◆ YOUR OBJECTIVE ◆
Quote the listing below in its entirety, omitting every image.

(Records)
#####

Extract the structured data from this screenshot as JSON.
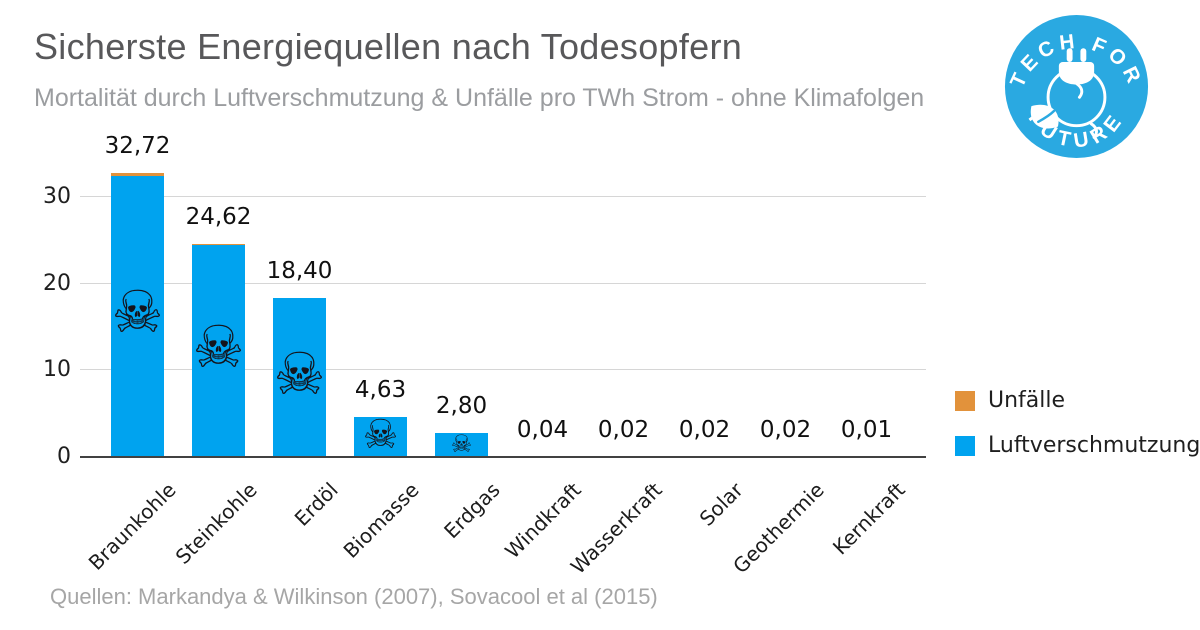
{
  "header": {
    "title": "Sicherste Energiequellen nach Todesopfern",
    "subtitle": "Mortalität durch Luftverschmutzung & Unfälle pro TWh Strom - ohne Klimafolgen"
  },
  "logo": {
    "text_top": "TECH FOR",
    "text_bottom": "FUTURE",
    "bg_color": "#2aa9e1"
  },
  "legend": {
    "items": [
      {
        "label": "Unfälle",
        "color": "#e2923b"
      },
      {
        "label": "Luftverschmutzung",
        "color": "#00a3ef"
      }
    ]
  },
  "source": {
    "text": "Quellen: Markandya & Wilkinson (2007), Sovacool et al (2015)"
  },
  "chart_data": {
    "type": "bar",
    "stacked": true,
    "title": "Sicherste Energiequellen nach Todesopfern",
    "subtitle": "Mortalität durch Luftverschmutzung & Unfälle pro TWh Strom - ohne Klimafolgen",
    "categories": [
      "Braunkohle",
      "Steinkohle",
      "Erdöl",
      "Biomasse",
      "Erdgas",
      "Windkraft",
      "Wasserkraft",
      "Solar",
      "Geothermie",
      "Kernkraft"
    ],
    "totals": [
      32.72,
      24.62,
      18.4,
      4.63,
      2.8,
      0.04,
      0.02,
      0.02,
      0.02,
      0.01
    ],
    "total_labels": [
      "32,72",
      "24,62",
      "18,40",
      "4,63",
      "2,80",
      "0,04",
      "0,02",
      "0,02",
      "0,02",
      "0,01"
    ],
    "series": [
      {
        "name": "Unfälle",
        "color": "#e2923b",
        "values": [
          0.3,
          0.17,
          0.05,
          0.05,
          0.04,
          0.04,
          0.02,
          0.02,
          0.02,
          0.01
        ]
      },
      {
        "name": "Luftverschmutzung",
        "color": "#00a3ef",
        "values": [
          32.42,
          24.45,
          18.35,
          4.58,
          2.76,
          0,
          0,
          0,
          0,
          0
        ]
      }
    ],
    "yticks": [
      0,
      10,
      20,
      30
    ],
    "ylim": [
      0,
      34
    ],
    "grid": true,
    "legend_position": "right",
    "bar_icon": "skull-and-crossbones",
    "bar_icon_char": "☠"
  }
}
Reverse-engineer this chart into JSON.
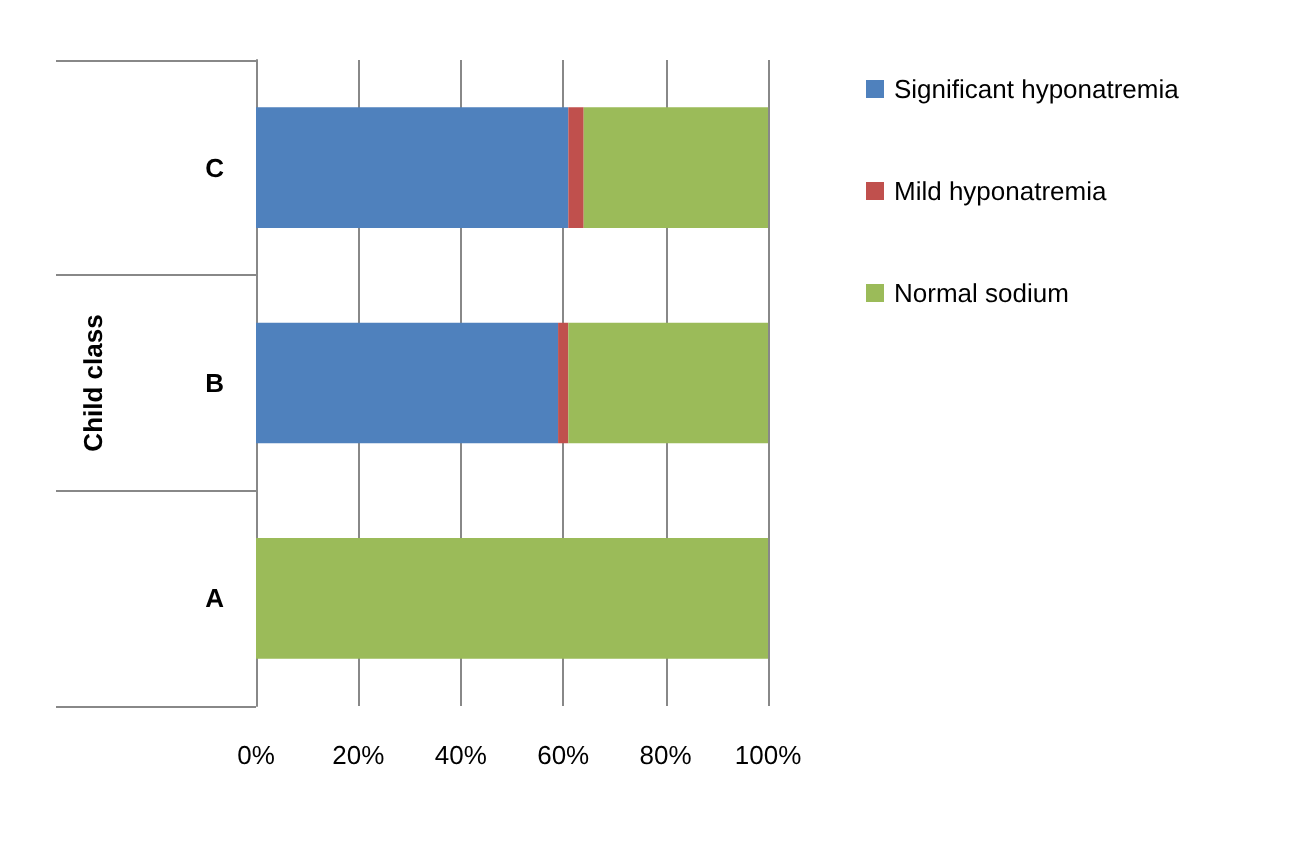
{
  "chart_data": {
    "type": "bar",
    "orientation": "horizontal",
    "stacked": true,
    "ylabel": "Child class",
    "categories": [
      "C",
      "B",
      "A"
    ],
    "series": [
      {
        "name": "Significant hyponatremia",
        "color": "#4f81bd",
        "values": [
          61,
          59,
          0
        ]
      },
      {
        "name": "Mild hyponatremia",
        "color": "#c0504d",
        "values": [
          3,
          2,
          0
        ]
      },
      {
        "name": "Normal sodium",
        "color": "#9bbb59",
        "values": [
          36,
          39,
          100
        ]
      }
    ],
    "xlim": [
      0,
      100
    ],
    "xticks": [
      {
        "value": 0,
        "label": "0%"
      },
      {
        "value": 20,
        "label": "20%"
      },
      {
        "value": 40,
        "label": "40%"
      },
      {
        "value": 60,
        "label": "60%"
      },
      {
        "value": 80,
        "label": "80%"
      },
      {
        "value": 100,
        "label": "100%"
      }
    ],
    "grid": "x",
    "legend": "right"
  }
}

#####

◆ OUTPUT ◆
Extract the structured data from this screenshot as JSON.
{
  "header": {
    "title": "Sicherste Energiequellen nach Todesopfern",
    "subtitle": "Mortalität durch Luftverschmutzung & Unfälle pro TWh Strom - ohne Klimafolgen"
  },
  "logo": {
    "text_top": "TECH FOR",
    "text_bottom": "FUTURE",
    "bg_color": "#2aa9e1"
  },
  "legend": {
    "items": [
      {
        "label": "Unfälle",
        "color": "#e2923b"
      },
      {
        "label": "Luftverschmutzung",
        "color": "#00a3ef"
      }
    ]
  },
  "source": {
    "text": "Quellen: Markandya & Wilkinson (2007), Sovacool et al (2015)"
  },
  "chart_data": {
    "type": "bar",
    "stacked": true,
    "title": "Sicherste Energiequellen nach Todesopfern",
    "subtitle": "Mortalität durch Luftverschmutzung & Unfälle pro TWh Strom - ohne Klimafolgen",
    "categories": [
      "Braunkohle",
      "Steinkohle",
      "Erdöl",
      "Biomasse",
      "Erdgas",
      "Windkraft",
      "Wasserkraft",
      "Solar",
      "Geothermie",
      "Kernkraft"
    ],
    "totals": [
      32.72,
      24.62,
      18.4,
      4.63,
      2.8,
      0.04,
      0.02,
      0.02,
      0.02,
      0.01
    ],
    "total_labels": [
      "32,72",
      "24,62",
      "18,40",
      "4,63",
      "2,80",
      "0,04",
      "0,02",
      "0,02",
      "0,02",
      "0,01"
    ],
    "series": [
      {
        "name": "Unfälle",
        "color": "#e2923b",
        "values": [
          0.3,
          0.17,
          0.05,
          0.05,
          0.04,
          0.04,
          0.02,
          0.02,
          0.02,
          0.01
        ]
      },
      {
        "name": "Luftverschmutzung",
        "color": "#00a3ef",
        "values": [
          32.42,
          24.45,
          18.35,
          4.58,
          2.76,
          0,
          0,
          0,
          0,
          0
        ]
      }
    ],
    "yticks": [
      0,
      10,
      20,
      30
    ],
    "ylim": [
      0,
      34
    ],
    "grid": true,
    "legend_position": "right",
    "bar_icon": "skull-and-crossbones",
    "bar_icon_char": "☠"
  }
}
Reverse-engineer this chart into JSON.
{
  "chart_data": {
    "type": "bar",
    "orientation": "horizontal",
    "stacked": true,
    "ylabel": "Child class",
    "categories": [
      "C",
      "B",
      "A"
    ],
    "series": [
      {
        "name": "Significant hyponatremia",
        "color": "#4f81bd",
        "values": [
          61,
          59,
          0
        ]
      },
      {
        "name": "Mild hyponatremia",
        "color": "#c0504d",
        "values": [
          3,
          2,
          0
        ]
      },
      {
        "name": "Normal sodium",
        "color": "#9bbb59",
        "values": [
          36,
          39,
          100
        ]
      }
    ],
    "xlim": [
      0,
      100
    ],
    "xticks": [
      {
        "value": 0,
        "label": "0%"
      },
      {
        "value": 20,
        "label": "20%"
      },
      {
        "value": 40,
        "label": "40%"
      },
      {
        "value": 60,
        "label": "60%"
      },
      {
        "value": 80,
        "label": "80%"
      },
      {
        "value": 100,
        "label": "100%"
      }
    ],
    "grid": "x",
    "legend": "right"
  }
}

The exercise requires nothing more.